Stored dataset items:
* * *

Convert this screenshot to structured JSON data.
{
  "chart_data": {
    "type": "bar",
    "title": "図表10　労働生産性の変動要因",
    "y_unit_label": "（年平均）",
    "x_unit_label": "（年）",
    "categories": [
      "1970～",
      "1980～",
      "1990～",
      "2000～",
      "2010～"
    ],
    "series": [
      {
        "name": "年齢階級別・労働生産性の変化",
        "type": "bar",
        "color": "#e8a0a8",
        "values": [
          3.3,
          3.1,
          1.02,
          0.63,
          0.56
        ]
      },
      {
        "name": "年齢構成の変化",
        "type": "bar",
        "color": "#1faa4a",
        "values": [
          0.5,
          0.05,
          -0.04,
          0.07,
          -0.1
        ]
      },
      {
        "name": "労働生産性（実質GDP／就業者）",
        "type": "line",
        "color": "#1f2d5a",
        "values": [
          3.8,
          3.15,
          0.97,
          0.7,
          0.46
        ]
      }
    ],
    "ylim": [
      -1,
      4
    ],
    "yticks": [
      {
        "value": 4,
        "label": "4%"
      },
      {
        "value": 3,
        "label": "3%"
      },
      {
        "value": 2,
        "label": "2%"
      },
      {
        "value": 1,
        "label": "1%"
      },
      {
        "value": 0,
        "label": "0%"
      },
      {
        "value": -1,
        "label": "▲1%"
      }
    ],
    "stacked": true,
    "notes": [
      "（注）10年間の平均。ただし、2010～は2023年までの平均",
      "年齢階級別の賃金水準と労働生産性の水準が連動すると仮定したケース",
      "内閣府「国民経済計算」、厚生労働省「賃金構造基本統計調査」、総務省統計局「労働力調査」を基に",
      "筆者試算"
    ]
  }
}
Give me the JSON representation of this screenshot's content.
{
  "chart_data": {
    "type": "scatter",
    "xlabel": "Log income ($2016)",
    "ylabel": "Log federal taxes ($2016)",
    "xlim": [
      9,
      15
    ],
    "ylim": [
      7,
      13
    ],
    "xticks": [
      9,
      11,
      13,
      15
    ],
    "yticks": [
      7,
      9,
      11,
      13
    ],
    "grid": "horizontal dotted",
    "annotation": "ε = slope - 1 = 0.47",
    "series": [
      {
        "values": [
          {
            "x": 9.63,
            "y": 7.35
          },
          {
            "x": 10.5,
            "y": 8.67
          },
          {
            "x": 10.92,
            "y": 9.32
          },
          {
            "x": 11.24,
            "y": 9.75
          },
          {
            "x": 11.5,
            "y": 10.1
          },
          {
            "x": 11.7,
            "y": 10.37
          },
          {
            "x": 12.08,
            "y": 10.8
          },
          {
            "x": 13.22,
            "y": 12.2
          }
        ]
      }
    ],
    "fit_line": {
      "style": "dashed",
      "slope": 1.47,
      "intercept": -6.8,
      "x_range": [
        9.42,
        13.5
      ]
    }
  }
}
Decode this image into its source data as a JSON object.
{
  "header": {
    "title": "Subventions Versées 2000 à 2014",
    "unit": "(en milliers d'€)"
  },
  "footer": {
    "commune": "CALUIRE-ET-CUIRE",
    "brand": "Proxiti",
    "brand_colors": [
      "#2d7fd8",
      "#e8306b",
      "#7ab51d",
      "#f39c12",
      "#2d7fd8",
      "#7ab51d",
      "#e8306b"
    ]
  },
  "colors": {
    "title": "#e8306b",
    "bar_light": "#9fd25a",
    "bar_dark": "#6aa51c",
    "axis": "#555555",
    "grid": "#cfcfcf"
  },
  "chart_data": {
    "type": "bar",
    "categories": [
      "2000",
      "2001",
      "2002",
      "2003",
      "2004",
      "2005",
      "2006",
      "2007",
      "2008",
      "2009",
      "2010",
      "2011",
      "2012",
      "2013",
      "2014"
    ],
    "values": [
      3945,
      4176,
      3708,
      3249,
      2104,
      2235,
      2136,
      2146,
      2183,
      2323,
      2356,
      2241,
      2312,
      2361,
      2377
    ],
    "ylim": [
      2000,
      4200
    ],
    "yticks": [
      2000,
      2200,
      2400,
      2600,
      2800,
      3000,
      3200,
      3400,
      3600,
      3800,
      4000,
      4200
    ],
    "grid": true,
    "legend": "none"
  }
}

* * *

→ Task requirements
Produce an exact copy of all the records.

→ The solution
Convert this screenshot to structured JSON data.
{
  "chart_data": {
    "type": "bar",
    "title": "図表10　労働生産性の変動要因",
    "y_unit_label": "（年平均）",
    "x_unit_label": "（年）",
    "categories": [
      "1970～",
      "1980～",
      "1990～",
      "2000～",
      "2010～"
    ],
    "series": [
      {
        "name": "年齢階級別・労働生産性の変化",
        "type": "bar",
        "color": "#e8a0a8",
        "values": [
          3.3,
          3.1,
          1.02,
          0.63,
          0.56
        ]
      },
      {
        "name": "年齢構成の変化",
        "type": "bar",
        "color": "#1faa4a",
        "values": [
          0.5,
          0.05,
          -0.04,
          0.07,
          -0.1
        ]
      },
      {
        "name": "労働生産性（実質GDP／就業者）",
        "type": "line",
        "color": "#1f2d5a",
        "values": [
          3.8,
          3.15,
          0.97,
          0.7,
          0.46
        ]
      }
    ],
    "ylim": [
      -1,
      4
    ],
    "yticks": [
      {
        "value": 4,
        "label": "4%"
      },
      {
        "value": 3,
        "label": "3%"
      },
      {
        "value": 2,
        "label": "2%"
      },
      {
        "value": 1,
        "label": "1%"
      },
      {
        "value": 0,
        "label": "0%"
      },
      {
        "value": -1,
        "label": "▲1%"
      }
    ],
    "stacked": true,
    "notes": [
      "（注）10年間の平均。ただし、2010～は2023年までの平均",
      "年齢階級別の賃金水準と労働生産性の水準が連動すると仮定したケース",
      "内閣府「国民経済計算」、厚生労働省「賃金構造基本統計調査」、総務省統計局「労働力調査」を基に",
      "筆者試算"
    ]
  }
}
Give me the JSON representation of this screenshot's content.
{
  "chart_data": {
    "type": "scatter",
    "xlabel": "Log income ($2016)",
    "ylabel": "Log federal taxes ($2016)",
    "xlim": [
      9,
      15
    ],
    "ylim": [
      7,
      13
    ],
    "xticks": [
      9,
      11,
      13,
      15
    ],
    "yticks": [
      7,
      9,
      11,
      13
    ],
    "grid": "horizontal dotted",
    "annotation": "ε = slope - 1 = 0.47",
    "series": [
      {
        "values": [
          {
            "x": 9.63,
            "y": 7.35
          },
          {
            "x": 10.5,
            "y": 8.67
          },
          {
            "x": 10.92,
            "y": 9.32
          },
          {
            "x": 11.24,
            "y": 9.75
          },
          {
            "x": 11.5,
            "y": 10.1
          },
          {
            "x": 11.7,
            "y": 10.37
          },
          {
            "x": 12.08,
            "y": 10.8
          },
          {
            "x": 13.22,
            "y": 12.2
          }
        ]
      }
    ],
    "fit_line": {
      "style": "dashed",
      "slope": 1.47,
      "intercept": -6.8,
      "x_range": [
        9.42,
        13.5
      ]
    }
  }
}
Decode this image into its source data as a JSON object.
{
  "header": {
    "title": "Subventions Versées 2000 à 2014",
    "unit": "(en milliers d'€)"
  },
  "footer": {
    "commune": "CALUIRE-ET-CUIRE",
    "brand": "Proxiti",
    "brand_colors": [
      "#2d7fd8",
      "#e8306b",
      "#7ab51d",
      "#f39c12",
      "#2d7fd8",
      "#7ab51d",
      "#e8306b"
    ]
  },
  "colors": {
    "title": "#e8306b",
    "bar_light": "#9fd25a",
    "bar_dark": "#6aa51c",
    "axis": "#555555",
    "grid": "#cfcfcf"
  },
  "chart_data": {
    "type": "bar",
    "categories": [
      "2000",
      "2001",
      "2002",
      "2003",
      "2004",
      "2005",
      "2006",
      "2007",
      "2008",
      "2009",
      "2010",
      "2011",
      "2012",
      "2013",
      "2014"
    ],
    "values": [
      3945,
      4176,
      3708,
      3249,
      2104,
      2235,
      2136,
      2146,
      2183,
      2323,
      2356,
      2241,
      2312,
      2361,
      2377
    ],
    "ylim": [
      2000,
      4200
    ],
    "yticks": [
      2000,
      2200,
      2400,
      2600,
      2800,
      3000,
      3200,
      3400,
      3600,
      3800,
      4000,
      4200
    ],
    "grid": true,
    "legend": "none"
  }
}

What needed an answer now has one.